**Request**
Go through the listing and pick out each line with the word "name" in it.

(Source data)
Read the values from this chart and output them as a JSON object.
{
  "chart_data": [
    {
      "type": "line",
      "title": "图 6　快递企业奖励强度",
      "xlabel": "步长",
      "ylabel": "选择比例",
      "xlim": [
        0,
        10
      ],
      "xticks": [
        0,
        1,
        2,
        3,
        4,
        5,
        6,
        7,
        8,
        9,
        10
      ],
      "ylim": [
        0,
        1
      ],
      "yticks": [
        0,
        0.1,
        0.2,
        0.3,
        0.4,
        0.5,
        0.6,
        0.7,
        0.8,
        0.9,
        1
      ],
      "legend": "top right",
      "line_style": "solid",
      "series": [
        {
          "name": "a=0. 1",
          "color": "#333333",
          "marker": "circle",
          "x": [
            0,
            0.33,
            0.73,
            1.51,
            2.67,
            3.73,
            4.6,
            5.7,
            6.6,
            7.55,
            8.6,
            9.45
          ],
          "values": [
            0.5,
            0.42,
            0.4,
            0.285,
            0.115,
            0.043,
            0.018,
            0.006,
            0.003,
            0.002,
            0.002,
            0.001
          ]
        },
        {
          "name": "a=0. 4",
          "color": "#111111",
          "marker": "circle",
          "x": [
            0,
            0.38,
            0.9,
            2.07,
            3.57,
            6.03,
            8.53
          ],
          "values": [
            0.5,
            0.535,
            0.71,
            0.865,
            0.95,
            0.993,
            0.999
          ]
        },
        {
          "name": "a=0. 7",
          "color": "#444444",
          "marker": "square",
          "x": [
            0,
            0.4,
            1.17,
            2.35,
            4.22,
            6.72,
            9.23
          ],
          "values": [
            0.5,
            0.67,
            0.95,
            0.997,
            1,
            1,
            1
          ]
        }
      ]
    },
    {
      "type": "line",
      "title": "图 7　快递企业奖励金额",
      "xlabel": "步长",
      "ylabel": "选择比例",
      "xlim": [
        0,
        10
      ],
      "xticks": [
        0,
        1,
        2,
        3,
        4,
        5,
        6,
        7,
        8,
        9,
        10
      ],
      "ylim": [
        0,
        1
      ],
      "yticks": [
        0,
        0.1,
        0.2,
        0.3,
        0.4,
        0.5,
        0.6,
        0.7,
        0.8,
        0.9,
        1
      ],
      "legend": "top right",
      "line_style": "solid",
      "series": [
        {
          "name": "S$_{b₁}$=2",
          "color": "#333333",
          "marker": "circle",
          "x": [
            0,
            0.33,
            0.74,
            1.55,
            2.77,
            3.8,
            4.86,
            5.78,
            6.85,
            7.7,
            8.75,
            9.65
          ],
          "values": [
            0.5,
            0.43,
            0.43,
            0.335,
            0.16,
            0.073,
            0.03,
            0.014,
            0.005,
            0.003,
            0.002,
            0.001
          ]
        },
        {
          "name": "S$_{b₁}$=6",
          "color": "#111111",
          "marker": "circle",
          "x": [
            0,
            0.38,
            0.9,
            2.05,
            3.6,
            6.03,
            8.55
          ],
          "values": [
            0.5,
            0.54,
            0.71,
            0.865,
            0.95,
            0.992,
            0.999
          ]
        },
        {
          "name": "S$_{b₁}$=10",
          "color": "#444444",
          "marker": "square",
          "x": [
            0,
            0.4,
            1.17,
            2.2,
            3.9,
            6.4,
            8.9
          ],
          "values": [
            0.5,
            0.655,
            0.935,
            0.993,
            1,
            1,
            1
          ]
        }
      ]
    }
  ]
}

**Output for this exercise**
          "name": "a=0. 1",
          "name": "a=0. 4",
          "name": "a=0. 7",
          "name": "S$_{b₁}$=2",
          "name": "S$_{b₁}$=6",
          "name": "S$_{b₁}$=10",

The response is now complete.